* Start *
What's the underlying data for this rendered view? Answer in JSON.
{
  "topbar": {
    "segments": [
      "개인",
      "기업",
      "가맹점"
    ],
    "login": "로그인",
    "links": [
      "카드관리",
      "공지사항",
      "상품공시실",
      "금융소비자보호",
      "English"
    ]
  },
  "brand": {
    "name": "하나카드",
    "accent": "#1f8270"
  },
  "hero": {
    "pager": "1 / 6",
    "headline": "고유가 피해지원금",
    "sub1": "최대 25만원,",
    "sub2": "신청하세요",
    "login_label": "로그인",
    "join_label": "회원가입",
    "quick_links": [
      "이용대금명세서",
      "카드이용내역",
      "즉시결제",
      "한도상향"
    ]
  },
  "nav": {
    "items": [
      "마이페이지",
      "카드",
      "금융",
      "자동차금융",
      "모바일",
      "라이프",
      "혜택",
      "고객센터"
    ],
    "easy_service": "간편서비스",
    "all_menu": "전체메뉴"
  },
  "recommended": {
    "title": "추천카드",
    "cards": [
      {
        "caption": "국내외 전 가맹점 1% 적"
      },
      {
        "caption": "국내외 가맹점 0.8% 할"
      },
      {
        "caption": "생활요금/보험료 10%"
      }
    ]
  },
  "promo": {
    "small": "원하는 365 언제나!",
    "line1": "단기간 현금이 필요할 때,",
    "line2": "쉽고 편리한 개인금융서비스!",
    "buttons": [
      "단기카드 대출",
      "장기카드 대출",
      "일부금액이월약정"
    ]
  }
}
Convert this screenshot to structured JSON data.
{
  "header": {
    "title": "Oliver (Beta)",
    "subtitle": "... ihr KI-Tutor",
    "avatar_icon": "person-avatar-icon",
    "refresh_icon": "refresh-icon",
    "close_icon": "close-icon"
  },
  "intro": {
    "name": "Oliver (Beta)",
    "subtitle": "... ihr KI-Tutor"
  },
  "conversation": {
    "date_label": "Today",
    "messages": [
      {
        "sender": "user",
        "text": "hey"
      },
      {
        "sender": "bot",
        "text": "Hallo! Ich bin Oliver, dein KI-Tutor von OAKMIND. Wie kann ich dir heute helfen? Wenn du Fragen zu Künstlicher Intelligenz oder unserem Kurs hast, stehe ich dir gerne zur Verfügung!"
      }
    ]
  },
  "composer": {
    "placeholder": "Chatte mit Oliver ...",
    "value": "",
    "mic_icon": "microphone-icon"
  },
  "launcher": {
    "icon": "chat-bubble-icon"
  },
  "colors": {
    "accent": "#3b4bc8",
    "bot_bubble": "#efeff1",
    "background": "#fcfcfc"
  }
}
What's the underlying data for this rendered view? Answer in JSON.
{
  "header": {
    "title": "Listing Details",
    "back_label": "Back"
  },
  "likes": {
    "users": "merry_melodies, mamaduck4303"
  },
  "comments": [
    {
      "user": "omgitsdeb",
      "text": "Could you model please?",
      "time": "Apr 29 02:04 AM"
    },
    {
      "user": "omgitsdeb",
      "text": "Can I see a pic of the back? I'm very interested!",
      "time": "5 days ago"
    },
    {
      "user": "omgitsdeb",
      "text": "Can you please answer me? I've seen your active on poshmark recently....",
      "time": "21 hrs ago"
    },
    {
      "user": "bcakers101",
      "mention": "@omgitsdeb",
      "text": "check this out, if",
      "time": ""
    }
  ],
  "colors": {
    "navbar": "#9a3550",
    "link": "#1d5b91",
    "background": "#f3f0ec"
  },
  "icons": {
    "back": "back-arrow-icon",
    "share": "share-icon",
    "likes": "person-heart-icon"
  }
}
* End *
WHAT IS EXPECTED>
Give all the records again. Match them exactly.

TASK RESPONSE>
What's the underlying data for this rendered view? Answer in JSON.
{
  "topbar": {
    "segments": [
      "개인",
      "기업",
      "가맹점"
    ],
    "login": "로그인",
    "links": [
      "카드관리",
      "공지사항",
      "상품공시실",
      "금융소비자보호",
      "English"
    ]
  },
  "brand": {
    "name": "하나카드",
    "accent": "#1f8270"
  },
  "hero": {
    "pager": "1 / 6",
    "headline": "고유가 피해지원금",
    "sub1": "최대 25만원,",
    "sub2": "신청하세요",
    "login_label": "로그인",
    "join_label": "회원가입",
    "quick_links": [
      "이용대금명세서",
      "카드이용내역",
      "즉시결제",
      "한도상향"
    ]
  },
  "nav": {
    "items": [
      "마이페이지",
      "카드",
      "금융",
      "자동차금융",
      "모바일",
      "라이프",
      "혜택",
      "고객센터"
    ],
    "easy_service": "간편서비스",
    "all_menu": "전체메뉴"
  },
  "recommended": {
    "title": "추천카드",
    "cards": [
      {
        "caption": "국내외 전 가맹점 1% 적"
      },
      {
        "caption": "국내외 가맹점 0.8% 할"
      },
      {
        "caption": "생활요금/보험료 10%"
      }
    ]
  },
  "promo": {
    "small": "원하는 365 언제나!",
    "line1": "단기간 현금이 필요할 때,",
    "line2": "쉽고 편리한 개인금융서비스!",
    "buttons": [
      "단기카드 대출",
      "장기카드 대출",
      "일부금액이월약정"
    ]
  }
}
Convert this screenshot to structured JSON data.
{
  "header": {
    "title": "Oliver (Beta)",
    "subtitle": "... ihr KI-Tutor",
    "avatar_icon": "person-avatar-icon",
    "refresh_icon": "refresh-icon",
    "close_icon": "close-icon"
  },
  "intro": {
    "name": "Oliver (Beta)",
    "subtitle": "... ihr KI-Tutor"
  },
  "conversation": {
    "date_label": "Today",
    "messages": [
      {
        "sender": "user",
        "text": "hey"
      },
      {
        "sender": "bot",
        "text": "Hallo! Ich bin Oliver, dein KI-Tutor von OAKMIND. Wie kann ich dir heute helfen? Wenn du Fragen zu Künstlicher Intelligenz oder unserem Kurs hast, stehe ich dir gerne zur Verfügung!"
      }
    ]
  },
  "composer": {
    "placeholder": "Chatte mit Oliver ...",
    "value": "",
    "mic_icon": "microphone-icon"
  },
  "launcher": {
    "icon": "chat-bubble-icon"
  },
  "colors": {
    "accent": "#3b4bc8",
    "bot_bubble": "#efeff1",
    "background": "#fcfcfc"
  }
}
What's the underlying data for this rendered view? Answer in JSON.
{
  "header": {
    "title": "Listing Details",
    "back_label": "Back"
  },
  "likes": {
    "users": "merry_melodies, mamaduck4303"
  },
  "comments": [
    {
      "user": "omgitsdeb",
      "text": "Could you model please?",
      "time": "Apr 29 02:04 AM"
    },
    {
      "user": "omgitsdeb",
      "text": "Can I see a pic of the back? I'm very interested!",
      "time": "5 days ago"
    },
    {
      "user": "omgitsdeb",
      "text": "Can you please answer me? I've seen your active on poshmark recently....",
      "time": "21 hrs ago"
    },
    {
      "user": "bcakers101",
      "mention": "@omgitsdeb",
      "text": "check this out, if",
      "time": ""
    }
  ],
  "colors": {
    "navbar": "#9a3550",
    "link": "#1d5b91",
    "background": "#f3f0ec"
  },
  "icons": {
    "back": "back-arrow-icon",
    "share": "share-icon",
    "likes": "person-heart-icon"
  }
}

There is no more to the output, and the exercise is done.